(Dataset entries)
▬▬▬▬▬▬

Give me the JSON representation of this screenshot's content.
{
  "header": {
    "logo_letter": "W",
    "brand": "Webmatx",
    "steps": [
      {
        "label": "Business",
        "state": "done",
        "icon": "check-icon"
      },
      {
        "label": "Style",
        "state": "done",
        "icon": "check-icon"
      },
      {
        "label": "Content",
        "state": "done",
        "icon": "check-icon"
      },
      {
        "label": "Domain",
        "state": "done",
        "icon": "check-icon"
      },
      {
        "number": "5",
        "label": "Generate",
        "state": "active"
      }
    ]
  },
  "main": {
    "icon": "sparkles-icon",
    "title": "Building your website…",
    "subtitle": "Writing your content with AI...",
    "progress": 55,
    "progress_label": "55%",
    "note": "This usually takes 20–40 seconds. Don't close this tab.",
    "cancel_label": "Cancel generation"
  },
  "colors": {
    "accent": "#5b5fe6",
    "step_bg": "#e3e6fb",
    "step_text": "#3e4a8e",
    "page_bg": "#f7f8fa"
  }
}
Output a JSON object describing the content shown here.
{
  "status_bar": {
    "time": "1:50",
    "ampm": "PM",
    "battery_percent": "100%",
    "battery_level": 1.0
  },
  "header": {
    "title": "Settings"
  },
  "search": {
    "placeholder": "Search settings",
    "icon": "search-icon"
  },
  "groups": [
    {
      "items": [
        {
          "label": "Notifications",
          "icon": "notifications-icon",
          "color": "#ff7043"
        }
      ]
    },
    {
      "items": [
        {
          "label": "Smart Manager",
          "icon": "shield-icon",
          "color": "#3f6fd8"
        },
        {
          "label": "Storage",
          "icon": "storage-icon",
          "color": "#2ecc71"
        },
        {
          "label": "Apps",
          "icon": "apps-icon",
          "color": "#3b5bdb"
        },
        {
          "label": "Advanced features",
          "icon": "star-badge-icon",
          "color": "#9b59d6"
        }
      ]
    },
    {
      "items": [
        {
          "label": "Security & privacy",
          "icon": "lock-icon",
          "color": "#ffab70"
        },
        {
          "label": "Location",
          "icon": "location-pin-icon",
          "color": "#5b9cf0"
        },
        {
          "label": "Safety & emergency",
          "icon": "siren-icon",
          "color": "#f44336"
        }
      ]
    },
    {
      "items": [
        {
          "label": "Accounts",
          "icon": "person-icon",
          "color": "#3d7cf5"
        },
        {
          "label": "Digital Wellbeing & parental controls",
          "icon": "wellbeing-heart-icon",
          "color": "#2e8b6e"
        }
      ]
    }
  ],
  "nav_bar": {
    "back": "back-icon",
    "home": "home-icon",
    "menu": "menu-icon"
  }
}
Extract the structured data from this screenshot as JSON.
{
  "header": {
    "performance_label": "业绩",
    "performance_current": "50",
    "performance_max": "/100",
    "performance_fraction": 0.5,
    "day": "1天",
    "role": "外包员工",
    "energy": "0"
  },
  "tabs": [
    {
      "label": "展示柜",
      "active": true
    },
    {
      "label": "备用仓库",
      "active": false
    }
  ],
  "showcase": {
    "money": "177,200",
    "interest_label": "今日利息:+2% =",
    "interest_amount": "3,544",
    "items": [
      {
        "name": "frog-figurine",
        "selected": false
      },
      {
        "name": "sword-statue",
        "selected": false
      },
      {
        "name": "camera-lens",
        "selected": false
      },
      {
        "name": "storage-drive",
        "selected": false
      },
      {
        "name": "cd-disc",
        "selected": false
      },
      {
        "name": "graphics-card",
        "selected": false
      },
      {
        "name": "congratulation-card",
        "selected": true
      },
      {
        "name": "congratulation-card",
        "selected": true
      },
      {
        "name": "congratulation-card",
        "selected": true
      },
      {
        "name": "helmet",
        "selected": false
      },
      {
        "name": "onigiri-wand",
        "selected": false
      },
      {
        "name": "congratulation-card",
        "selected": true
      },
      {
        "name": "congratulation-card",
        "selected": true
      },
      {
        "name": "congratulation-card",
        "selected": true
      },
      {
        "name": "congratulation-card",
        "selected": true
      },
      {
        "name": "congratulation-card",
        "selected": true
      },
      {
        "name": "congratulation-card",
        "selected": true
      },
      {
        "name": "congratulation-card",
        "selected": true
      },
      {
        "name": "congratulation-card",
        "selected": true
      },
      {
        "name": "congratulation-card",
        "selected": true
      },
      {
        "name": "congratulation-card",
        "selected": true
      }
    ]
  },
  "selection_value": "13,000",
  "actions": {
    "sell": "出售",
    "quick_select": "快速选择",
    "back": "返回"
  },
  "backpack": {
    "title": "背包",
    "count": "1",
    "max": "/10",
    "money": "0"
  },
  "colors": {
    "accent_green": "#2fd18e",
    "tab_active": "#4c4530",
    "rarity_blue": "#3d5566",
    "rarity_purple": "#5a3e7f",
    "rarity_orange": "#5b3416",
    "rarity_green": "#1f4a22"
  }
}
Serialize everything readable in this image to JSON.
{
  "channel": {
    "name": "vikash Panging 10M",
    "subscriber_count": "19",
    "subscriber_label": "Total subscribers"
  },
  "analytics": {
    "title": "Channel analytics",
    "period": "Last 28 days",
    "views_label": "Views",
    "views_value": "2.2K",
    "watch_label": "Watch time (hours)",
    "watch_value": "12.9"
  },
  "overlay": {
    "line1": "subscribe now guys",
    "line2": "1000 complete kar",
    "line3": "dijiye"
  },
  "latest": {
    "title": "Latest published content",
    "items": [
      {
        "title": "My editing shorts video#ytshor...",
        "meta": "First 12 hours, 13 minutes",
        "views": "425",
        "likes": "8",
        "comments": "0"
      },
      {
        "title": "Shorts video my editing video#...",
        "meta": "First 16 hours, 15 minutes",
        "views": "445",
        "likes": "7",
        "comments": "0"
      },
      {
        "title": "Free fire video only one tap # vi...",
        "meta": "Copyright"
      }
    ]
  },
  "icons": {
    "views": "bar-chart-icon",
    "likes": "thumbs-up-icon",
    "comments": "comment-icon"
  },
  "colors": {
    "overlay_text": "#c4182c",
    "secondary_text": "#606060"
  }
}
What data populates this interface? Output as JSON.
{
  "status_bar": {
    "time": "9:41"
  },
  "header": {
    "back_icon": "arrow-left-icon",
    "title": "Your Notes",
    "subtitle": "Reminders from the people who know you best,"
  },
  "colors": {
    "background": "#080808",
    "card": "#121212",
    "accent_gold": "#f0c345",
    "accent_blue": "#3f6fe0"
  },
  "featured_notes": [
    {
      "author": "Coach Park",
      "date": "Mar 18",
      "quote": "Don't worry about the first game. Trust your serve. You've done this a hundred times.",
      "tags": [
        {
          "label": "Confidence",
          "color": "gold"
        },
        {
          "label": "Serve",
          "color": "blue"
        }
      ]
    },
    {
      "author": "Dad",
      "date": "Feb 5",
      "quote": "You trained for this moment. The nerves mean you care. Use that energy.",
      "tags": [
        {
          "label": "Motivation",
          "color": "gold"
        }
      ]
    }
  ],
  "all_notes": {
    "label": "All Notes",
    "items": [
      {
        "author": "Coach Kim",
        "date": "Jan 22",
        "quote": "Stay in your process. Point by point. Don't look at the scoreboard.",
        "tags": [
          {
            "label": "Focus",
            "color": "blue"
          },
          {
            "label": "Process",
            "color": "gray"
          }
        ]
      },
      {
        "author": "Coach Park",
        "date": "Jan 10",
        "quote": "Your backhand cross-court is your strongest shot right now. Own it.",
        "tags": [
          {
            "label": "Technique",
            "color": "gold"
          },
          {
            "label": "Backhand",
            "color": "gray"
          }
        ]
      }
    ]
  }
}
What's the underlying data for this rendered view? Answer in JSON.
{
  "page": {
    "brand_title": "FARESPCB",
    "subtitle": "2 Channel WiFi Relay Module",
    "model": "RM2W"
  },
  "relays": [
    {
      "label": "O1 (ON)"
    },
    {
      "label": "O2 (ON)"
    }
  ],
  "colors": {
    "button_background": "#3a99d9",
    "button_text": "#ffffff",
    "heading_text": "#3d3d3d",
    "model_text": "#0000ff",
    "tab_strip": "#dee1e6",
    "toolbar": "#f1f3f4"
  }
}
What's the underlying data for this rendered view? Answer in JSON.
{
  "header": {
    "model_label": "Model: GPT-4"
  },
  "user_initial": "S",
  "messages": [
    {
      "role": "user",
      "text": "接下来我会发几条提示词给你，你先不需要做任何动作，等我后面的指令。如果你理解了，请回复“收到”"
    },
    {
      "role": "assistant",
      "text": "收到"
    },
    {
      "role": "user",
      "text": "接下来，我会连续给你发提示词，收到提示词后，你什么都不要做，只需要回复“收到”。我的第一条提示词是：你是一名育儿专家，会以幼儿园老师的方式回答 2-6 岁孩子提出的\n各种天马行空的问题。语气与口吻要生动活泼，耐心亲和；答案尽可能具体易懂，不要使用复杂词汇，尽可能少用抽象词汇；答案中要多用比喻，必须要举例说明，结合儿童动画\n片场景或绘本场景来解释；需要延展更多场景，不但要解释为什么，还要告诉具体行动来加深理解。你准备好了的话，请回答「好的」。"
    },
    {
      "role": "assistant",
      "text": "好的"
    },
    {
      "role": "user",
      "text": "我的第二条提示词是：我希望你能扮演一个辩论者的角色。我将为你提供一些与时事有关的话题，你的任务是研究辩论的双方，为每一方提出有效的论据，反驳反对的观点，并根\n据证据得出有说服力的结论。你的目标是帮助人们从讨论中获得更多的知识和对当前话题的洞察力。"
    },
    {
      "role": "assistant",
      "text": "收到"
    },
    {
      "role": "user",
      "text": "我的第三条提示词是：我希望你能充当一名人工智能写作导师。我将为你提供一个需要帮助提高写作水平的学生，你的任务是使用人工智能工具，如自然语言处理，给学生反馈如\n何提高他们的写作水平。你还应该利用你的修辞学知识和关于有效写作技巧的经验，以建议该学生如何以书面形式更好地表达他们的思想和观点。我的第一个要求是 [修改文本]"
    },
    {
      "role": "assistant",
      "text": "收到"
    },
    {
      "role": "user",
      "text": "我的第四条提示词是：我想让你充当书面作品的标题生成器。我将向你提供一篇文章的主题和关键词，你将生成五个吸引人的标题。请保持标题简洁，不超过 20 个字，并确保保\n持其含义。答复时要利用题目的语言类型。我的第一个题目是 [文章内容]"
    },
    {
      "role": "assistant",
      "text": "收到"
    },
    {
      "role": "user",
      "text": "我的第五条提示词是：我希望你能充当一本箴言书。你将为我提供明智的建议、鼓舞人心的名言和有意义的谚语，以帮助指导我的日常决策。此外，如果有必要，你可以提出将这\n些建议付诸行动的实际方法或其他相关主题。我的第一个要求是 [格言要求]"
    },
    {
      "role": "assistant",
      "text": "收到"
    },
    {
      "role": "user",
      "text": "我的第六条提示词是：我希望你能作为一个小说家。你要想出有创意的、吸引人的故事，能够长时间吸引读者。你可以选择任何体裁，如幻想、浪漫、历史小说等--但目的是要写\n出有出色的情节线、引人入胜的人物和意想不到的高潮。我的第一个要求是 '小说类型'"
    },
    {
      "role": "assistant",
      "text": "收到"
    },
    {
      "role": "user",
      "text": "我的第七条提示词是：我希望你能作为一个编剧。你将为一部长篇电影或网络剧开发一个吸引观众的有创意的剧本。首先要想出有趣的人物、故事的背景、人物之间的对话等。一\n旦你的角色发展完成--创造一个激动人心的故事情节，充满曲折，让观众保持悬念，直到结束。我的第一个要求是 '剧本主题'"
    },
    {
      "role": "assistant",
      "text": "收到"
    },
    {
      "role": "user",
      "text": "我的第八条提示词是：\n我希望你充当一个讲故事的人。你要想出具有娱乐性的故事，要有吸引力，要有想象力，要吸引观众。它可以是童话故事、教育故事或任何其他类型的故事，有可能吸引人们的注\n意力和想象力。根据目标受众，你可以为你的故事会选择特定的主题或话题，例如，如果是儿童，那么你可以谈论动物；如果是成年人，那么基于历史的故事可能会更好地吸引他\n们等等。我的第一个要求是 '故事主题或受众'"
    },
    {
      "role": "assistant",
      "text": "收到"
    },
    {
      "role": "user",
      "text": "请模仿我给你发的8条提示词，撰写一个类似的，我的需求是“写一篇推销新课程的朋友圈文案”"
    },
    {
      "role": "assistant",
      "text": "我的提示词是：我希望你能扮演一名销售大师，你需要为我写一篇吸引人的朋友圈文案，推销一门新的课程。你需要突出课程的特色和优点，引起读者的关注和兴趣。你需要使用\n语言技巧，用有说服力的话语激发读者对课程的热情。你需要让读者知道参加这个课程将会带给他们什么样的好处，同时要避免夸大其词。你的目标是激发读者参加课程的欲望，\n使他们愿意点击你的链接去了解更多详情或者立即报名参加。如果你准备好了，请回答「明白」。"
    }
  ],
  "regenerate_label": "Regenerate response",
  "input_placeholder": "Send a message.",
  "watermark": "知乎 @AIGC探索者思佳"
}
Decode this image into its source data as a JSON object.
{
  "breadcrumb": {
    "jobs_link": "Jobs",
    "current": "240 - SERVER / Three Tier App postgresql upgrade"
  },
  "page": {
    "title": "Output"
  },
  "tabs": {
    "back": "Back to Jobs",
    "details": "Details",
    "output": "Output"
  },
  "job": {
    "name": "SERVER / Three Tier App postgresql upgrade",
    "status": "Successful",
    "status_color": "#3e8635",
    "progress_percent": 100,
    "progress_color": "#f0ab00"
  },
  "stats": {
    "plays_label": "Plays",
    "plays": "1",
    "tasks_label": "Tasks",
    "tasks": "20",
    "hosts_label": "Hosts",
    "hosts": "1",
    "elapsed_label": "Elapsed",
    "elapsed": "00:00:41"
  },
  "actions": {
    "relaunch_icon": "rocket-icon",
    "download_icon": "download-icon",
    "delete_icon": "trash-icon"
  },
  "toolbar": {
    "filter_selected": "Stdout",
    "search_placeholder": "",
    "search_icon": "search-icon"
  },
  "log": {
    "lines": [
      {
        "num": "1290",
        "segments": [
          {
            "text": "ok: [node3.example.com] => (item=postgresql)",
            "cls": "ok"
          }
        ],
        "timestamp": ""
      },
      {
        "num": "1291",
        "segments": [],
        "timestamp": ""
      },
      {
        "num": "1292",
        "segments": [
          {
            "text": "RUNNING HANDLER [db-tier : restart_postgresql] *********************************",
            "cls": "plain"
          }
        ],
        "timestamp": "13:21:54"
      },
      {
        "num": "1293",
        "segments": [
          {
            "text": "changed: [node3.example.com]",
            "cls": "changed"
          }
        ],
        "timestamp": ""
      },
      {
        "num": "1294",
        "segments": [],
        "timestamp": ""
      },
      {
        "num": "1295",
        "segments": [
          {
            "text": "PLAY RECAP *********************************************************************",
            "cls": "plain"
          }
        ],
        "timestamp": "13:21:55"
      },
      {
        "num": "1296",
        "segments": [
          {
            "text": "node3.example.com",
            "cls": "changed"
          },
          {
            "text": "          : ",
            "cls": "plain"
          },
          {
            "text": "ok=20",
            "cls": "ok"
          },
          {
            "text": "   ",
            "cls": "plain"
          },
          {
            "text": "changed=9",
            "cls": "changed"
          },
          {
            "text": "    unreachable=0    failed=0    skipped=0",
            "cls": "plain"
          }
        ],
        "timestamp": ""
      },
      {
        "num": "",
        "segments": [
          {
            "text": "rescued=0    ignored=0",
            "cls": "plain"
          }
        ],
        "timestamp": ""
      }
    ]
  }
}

▬▬▬▬▬▬

What is expected:
Pick out each line that holds the string "editing".

Result:
        "title": "My editing shorts video#ytshor...",
        "title": "Shorts video my editing video#...",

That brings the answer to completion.